* OBJECTIVE
State how many lines of the records contain the string "abandonment", and give no other information.

[Collected data entries]
|---|
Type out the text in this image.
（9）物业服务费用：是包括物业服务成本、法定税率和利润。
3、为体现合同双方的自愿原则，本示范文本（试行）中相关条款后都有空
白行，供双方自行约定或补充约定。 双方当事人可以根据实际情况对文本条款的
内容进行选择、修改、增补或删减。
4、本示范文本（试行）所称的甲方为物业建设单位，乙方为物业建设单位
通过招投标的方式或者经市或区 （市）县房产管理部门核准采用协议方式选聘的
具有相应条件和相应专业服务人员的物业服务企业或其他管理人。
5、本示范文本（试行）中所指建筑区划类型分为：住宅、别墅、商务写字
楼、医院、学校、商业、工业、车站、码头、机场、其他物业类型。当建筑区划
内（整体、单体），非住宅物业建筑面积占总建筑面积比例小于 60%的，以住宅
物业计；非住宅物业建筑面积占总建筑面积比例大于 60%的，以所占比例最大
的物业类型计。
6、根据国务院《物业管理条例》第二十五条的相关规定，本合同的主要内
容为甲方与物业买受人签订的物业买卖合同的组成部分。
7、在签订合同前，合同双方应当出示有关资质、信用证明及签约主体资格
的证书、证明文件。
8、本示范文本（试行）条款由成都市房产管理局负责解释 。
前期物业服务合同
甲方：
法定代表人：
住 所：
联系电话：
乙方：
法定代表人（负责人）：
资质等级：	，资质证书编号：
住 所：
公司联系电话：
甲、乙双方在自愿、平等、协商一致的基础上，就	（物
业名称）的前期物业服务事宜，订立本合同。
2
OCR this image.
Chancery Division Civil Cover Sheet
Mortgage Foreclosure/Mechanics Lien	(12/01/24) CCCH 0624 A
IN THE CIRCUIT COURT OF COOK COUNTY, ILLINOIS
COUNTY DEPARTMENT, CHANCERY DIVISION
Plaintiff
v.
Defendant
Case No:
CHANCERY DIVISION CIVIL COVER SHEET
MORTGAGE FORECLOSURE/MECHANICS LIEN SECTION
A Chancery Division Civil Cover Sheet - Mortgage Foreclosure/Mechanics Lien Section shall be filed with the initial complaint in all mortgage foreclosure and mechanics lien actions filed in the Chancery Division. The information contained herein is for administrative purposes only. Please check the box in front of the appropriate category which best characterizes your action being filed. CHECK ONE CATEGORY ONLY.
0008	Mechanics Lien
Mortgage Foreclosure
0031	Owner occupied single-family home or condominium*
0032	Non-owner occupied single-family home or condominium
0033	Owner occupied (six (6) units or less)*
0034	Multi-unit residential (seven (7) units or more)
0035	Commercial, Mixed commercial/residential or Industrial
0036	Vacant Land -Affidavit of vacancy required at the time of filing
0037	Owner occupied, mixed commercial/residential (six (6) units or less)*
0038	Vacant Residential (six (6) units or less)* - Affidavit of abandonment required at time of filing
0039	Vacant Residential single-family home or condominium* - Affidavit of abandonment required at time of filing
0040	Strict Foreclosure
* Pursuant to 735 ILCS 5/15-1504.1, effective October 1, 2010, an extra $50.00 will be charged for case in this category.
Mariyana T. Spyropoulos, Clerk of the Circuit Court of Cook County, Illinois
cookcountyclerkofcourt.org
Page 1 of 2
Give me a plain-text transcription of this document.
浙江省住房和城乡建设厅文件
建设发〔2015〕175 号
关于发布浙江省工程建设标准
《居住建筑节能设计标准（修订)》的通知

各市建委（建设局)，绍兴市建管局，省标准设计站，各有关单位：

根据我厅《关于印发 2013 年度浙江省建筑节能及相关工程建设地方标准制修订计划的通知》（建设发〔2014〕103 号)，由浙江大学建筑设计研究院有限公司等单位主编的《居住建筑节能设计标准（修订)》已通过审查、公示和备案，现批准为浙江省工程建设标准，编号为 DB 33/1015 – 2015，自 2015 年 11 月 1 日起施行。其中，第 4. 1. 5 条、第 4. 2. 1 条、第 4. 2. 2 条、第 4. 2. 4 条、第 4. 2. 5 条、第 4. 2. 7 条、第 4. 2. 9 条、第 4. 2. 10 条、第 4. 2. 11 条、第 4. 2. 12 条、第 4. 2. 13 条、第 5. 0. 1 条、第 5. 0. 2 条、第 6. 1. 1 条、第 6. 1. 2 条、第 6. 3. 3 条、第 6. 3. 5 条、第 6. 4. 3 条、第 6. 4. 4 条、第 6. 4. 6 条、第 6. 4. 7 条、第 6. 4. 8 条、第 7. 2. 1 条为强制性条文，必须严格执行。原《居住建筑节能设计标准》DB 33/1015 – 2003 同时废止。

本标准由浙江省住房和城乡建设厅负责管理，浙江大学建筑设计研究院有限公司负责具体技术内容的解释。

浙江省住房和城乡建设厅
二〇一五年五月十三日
|---|
* CORRECT RESULT
2